REQUEST:
In your copy, leave out the pictures and repeat the entries below exactly.

GIVEN RECORDS:
[START]
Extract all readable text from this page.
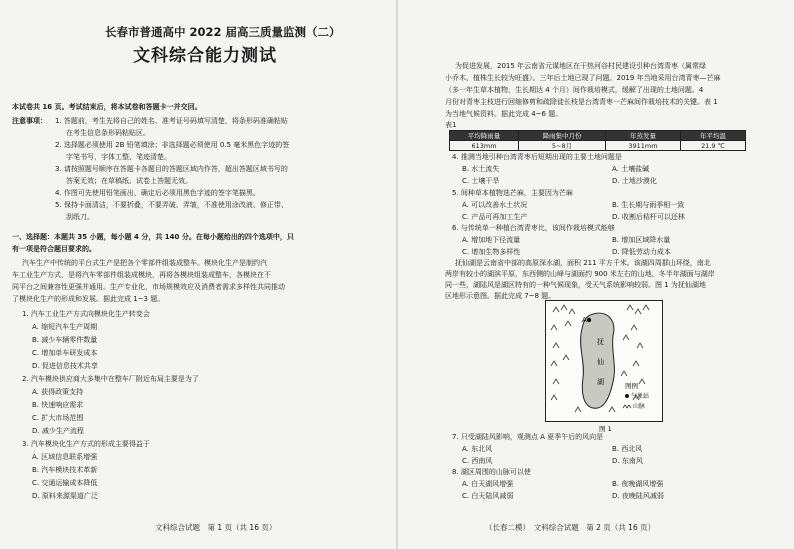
长春市普通高中 2022 届高三质量监测（二）
文科综合能力测试
本试卷共 16 页。考试结束后，将本试卷和答题卡一并交回。
注意事项： 1. 答题前，考生先将自己的姓名、准考证号码填写清楚，将条形码准确粘贴
在考生信息条形码粘贴区。
2. 选择题必须使用 2B 铅笔填涂；非选择题必须使用 0.5 毫米黑色字迹的签
字笔书写，字体工整、笔迹清楚。
3. 请按照题号顺序在答题卡各题目的答题区域内作答，超出答题区域书写的
答案无效；在草稿纸、试卷上答题无效。
4. 作图可先使用铅笔画出，确定后必须用黑色字迹的签字笔描黑。
5. 保持卡面清洁，不要折叠，不要弄破、弄皱，不准使用涂改液、修正带、
刮纸刀。
一、选择题：本题共 35 小题，每小题 4 分，共 140 分。在每小题给出的四个选项中，只
有一项是符合题目要求的。
汽车生产中传统的平台式生产是把各个零部件组装成整车。模块化生产是制约汽
车工业生产方式，是将汽车零部件组装成模块，再将各模块组装成整车，各模块在不
同平台之间兼容性更强并通用。生产专业化，市场规模效应及消费者需求多样性共同推动
了模块化生产的形成和发展。据此完成 1~3 题。
1. 汽车工业生产方式向模块化生产转变会
A. 缩短汽车生产周期
B. 减少车辆零件数量
C. 增加单车研发成本
D. 促进信息技术共享
2. 汽车模块供应商大多集中在整车厂附近布局主要是为了
A. 获得政策支持
B. 快速响应需求
C. 扩大市场范围
D. 减少生产流程
3. 汽车模块化生产方式的形成主要得益于
A. 区域信息联系增强
B. 汽车模块技术革新
C. 交通运输成本降低
D. 原料来源渠道广泛
文科综合试题　第 1 页（共 16 页）
为促进发展，2015 年云南省元谋地区在干热河谷村民建设引种台湾青枣（属常绿
小乔木，植株生长较为旺盛）。三年后土地已现了问题。2019 年当地采用台湾青枣—芒麻
（多一年生草本植物，生长期达 4 个月）间作栽培模式，缓解了出现的土地问题。4
月份对青枣主枝进行回缩修剪和疏除徒长枝是台湾青枣一芒麻间作栽培技术的关键。表 1
为当地气候资料。据此完成 4~6 题。
表1
平均降雨量	降雨集中月份	年蒸发量	年平均温
613mm	5~8月	3911mm	21.9 ℃
4. 推测当地引种台湾青枣后短期出现的主要土地问题是
B. 水土流失	A. 土壤盐碱
C. 土壤干旱	D. 土地沙漠化
5. 间种草本植物选芒麻，主要因为芒麻
A. 可以改善水土状况	B. 生长期与雨季相一致
C. 产品可再加工生产	D. 收割后秸杆可以还林
6. 与传统单一种植台湾青枣比，该间作栽培模式能够
A. 增加地下径流量	B. 增加区域降水量
C. 增加生物多样性	D. 降低劳动力成本
抚仙湖是云南省中部的高原深水湖，面积 211 平方千米。该湖四周群山环绕，南北
两岸有较小的湖滨平原，东西侧的山峰与湖面约 900 米左右的山地，冬半年湖面与湖岸
同一些，湖陆风是湖区特有的一种气候现象，受天气系统影响较弱。图 1 为抚仙湖地
区地形示意图。据此完成 7~8 题。
A
抚
仙
湖	图例
气象站
山脉
图 1
7. 只受湖陆风影响，观测点 A 夏季午后的风向是
A. 东北风	B. 西北风
C. 西南风	D. 东南风
8. 湖区周围的山脉可以使
A. 白天湖风增强	B. 夜晚湖风增强
C. 白天陆风减弱	D. 夜晚陆风减弱
（长春二模）　文科综合试题　第 2 页（共 16 页）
[END]
OUTPUT OF THE TASK:
Extract all readable text from this page.
长春市普通高中 2022 届高三质量监测（二）
文科综合能力测试
本试卷共 16 页。考试结束后，将本试卷和答题卡一并交回。
注意事项： 1. 答题前，考生先将自己的姓名、准考证号码填写清楚，将条形码准确粘贴
在考生信息条形码粘贴区。
2. 选择题必须使用 2B 铅笔填涂；非选择题必须使用 0.5 毫米黑色字迹的签
字笔书写，字体工整、笔迹清楚。
3. 请按照题号顺序在答题卡各题目的答题区域内作答，超出答题区域书写的
答案无效；在草稿纸、试卷上答题无效。
4. 作图可先使用铅笔画出，确定后必须用黑色字迹的签字笔描黑。
5. 保持卡面清洁，不要折叠，不要弄破、弄皱，不准使用涂改液、修正带、
刮纸刀。
一、选择题：本题共 35 小题，每小题 4 分，共 140 分。在每小题给出的四个选项中，只
有一项是符合题目要求的。
汽车生产中传统的平台式生产是把各个零部件组装成整车。模块化生产是制约汽
车工业生产方式，是将汽车零部件组装成模块，再将各模块组装成整车，各模块在不
同平台之间兼容性更强并通用。生产专业化，市场规模效应及消费者需求多样性共同推动
了模块化生产的形成和发展。据此完成 1~3 题。
1. 汽车工业生产方式向模块化生产转变会
A. 缩短汽车生产周期
B. 减少车辆零件数量
C. 增加单车研发成本
D. 促进信息技术共享
2. 汽车模块供应商大多集中在整车厂附近布局主要是为了
A. 获得政策支持
B. 快速响应需求
C. 扩大市场范围
D. 减少生产流程
3. 汽车模块化生产方式的形成主要得益于
A. 区域信息联系增强
B. 汽车模块技术革新
C. 交通运输成本降低
D. 原料来源渠道广泛
文科综合试题　第 1 页（共 16 页）
为促进发展，2015 年云南省元谋地区在干热河谷村民建设引种台湾青枣（属常绿
小乔木，植株生长较为旺盛）。三年后土地已现了问题。2019 年当地采用台湾青枣—芒麻
（多一年生草本植物，生长期达 4 个月）间作栽培模式，缓解了出现的土地问题。4
月份对青枣主枝进行回缩修剪和疏除徒长枝是台湾青枣一芒麻间作栽培技术的关键。表 1
为当地气候资料。据此完成 4~6 题。
表1
平均降雨量	降雨集中月份	年蒸发量	年平均温
613mm	5~8月	3911mm	21.9 ℃
4. 推测当地引种台湾青枣后短期出现的主要土地问题是
B. 水土流失	A. 土壤盐碱
C. 土壤干旱	D. 土地沙漠化
5. 间种草本植物选芒麻，主要因为芒麻
A. 可以改善水土状况	B. 生长期与雨季相一致
C. 产品可再加工生产	D. 收割后秸杆可以还林
6. 与传统单一种植台湾青枣比，该间作栽培模式能够
A. 增加地下径流量	B. 增加区域降水量
C. 增加生物多样性	D. 降低劳动力成本
抚仙湖是云南省中部的高原深水湖，面积 211 平方千米。该湖四周群山环绕，南北
两岸有较小的湖滨平原，东西侧的山峰与湖面约 900 米左右的山地，冬半年湖面与湖岸
同一些，湖陆风是湖区特有的一种气候现象，受天气系统影响较弱。图 1 为抚仙湖地
区地形示意图。据此完成 7~8 题。
A
抚
仙
湖	图例
气象站
山脉
图 1
7. 只受湖陆风影响，观测点 A 夏季午后的风向是
A. 东北风	B. 西北风
C. 西南风	D. 东南风
8. 湖区周围的山脉可以使
A. 白天湖风增强	B. 夜晚湖风增强
C. 白天陆风减弱	D. 夜晚陆风减弱
（长春二模）　文科综合试题　第 2 页（共 16 页）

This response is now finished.